**Fragmento seleccionado:**
============================================================
Columnistas

Simplicidad en las políticas públicas
Autor: Sergio Prada
13 de Octubre de 2012


La palabra clave en estas dos reformas es simplificar, a mi juicio un paso en la dirección adecuada.

Aunque parezca mentira, en el mundo académico la complejidad es sinónimo de pereza mental. Las teorías más elegantes y más respetadas son aquellas que explican mucho con pocos elementos. Para que una nueva teoría se abra paso, ésta tiene que explicar más y debe seguir regida por el principio de simplicidad. Algo similar debería ocurrir con las políticas públicas.


El segundo tiempo del gobierno Santos viene con una serie de propuestas de reforma a algunas de las reglas de juego en el ámbito económico. Las dos propuestas de las que más información tenemos son: la reforma tributaria y la eliminación de los tres ceros al peso colombiano. Según el ministro de Hacienda, la reforma tributaria no busca aumentar el recaudo (algo que se logra a punta de buena gerencia en la Dian y no de más leyes), sino simplificar el código tributario. De igual forma, la eliminación de los tres ceros busca simplificar los sistemas contables, y de paso darle un empujoncito al control de la inflación. La palabra clave en estas dos reformas es simplificar, a mi juicio un paso en la dirección adecuada.


Se me ocurren tres argumentos para defender la simplificación como un principio fundamental en el diseño y reforma a la política económica y social. Simplificar es una buena medida anticorrupción. Bien se dice que el diablo está en los detalles. En días pasados el columnista  Luis Kleyn afirmaba que el Estatuto Tributario colombiano tiene 6 libros, 881 Artículos con 136 disposiciones complementarias. Bastaría una mirada a este código para encontrar exenciones y beneficios que tienen nombre propio. Esta es la corrupción “de corbata”, lograda por grupos de presión y de lobby, y disfrazada con el  eufemismo de “incentivo tributario”. Eliminar los “incentivos tributarios” del código y más bien convertirlos en giros directos condicionados a recaudos aumentaría enormemente la transparencia.
============================================================
**Datos disponibles:**
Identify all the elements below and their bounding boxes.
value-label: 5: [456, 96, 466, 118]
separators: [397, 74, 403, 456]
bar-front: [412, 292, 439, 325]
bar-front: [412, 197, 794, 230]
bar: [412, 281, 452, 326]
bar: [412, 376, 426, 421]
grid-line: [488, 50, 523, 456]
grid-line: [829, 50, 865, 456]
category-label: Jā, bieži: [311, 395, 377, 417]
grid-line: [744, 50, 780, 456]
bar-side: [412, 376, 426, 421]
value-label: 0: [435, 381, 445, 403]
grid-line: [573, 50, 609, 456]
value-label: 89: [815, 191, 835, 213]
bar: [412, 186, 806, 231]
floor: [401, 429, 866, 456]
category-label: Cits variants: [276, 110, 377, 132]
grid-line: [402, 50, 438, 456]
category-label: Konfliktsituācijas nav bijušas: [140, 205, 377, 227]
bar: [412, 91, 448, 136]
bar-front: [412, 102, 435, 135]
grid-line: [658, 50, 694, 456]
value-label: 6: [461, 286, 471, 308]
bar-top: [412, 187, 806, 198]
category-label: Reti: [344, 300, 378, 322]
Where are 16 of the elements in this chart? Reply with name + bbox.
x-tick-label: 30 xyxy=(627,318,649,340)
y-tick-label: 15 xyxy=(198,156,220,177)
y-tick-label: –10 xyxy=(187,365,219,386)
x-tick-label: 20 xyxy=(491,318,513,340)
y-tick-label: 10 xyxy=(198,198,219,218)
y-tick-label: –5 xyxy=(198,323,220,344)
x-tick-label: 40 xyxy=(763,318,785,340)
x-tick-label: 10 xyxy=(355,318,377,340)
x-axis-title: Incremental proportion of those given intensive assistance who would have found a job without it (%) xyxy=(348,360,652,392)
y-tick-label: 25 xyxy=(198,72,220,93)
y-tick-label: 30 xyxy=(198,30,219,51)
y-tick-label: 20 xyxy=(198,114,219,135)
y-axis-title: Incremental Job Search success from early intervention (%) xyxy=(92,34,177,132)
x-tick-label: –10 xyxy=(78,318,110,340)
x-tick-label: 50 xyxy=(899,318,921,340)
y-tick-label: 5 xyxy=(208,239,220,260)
============================================================
**Trabajo por hacer:**
1. Según la columna sobre simplicidad en las políticas públicas, ¿por qué simplificar es una buena medida anticorrupción? Explíquelo en una a tres oraciones.
2. Retome la columna sobre simplicidad en las políticas públicas justo después de su última oración.

**Conjunto de respuestas:**
1. Porque en los detalles de un código extenso, como el Estatuto Tributario colombiano con 6 libros y 881 artículos, se esconden exenciones y beneficios con nombre propio. Esos beneficios los obtienen grupos de presión y de lobby, y se disfrazan con el eufemismo de "incentivo tributario". Eliminarlos del código y convertirlos en giros directos condicionados a recaudos aumentaría enormemente la transparencia.

2.
Simplificar aumenta la eficiencia. Navegar sistemas y reglas de juego complejas implica gastar importantes cantidades de tiempo, dinero y otros recursos, que bien podrían estar siendo usados en otras actividades. Además, la complejidad facilita las cosas para los timadores de incautos. Simplificar podría ayudar a destruir esa cultura perversa que cunde en el país según la cual “hecha la ley, hecha la trampa”. Simplificar nos hace más iguales. Reglas simples son más fáciles de comunicar masivamente y por medios al alcance de todos como la radio y la televisión, haciéndonos a todos los miembros de la sociedad más iguales. También son más fáciles de entender para aquellos cuyo deber es hacerlas cumplir. Estoy seguro que usted tendrá otros y mejores argumentos. En un país difícil de navegar como el nuestro, bien vale la pena apostarle al principio de simplificar como un criterio a la hora de diseñar política pública.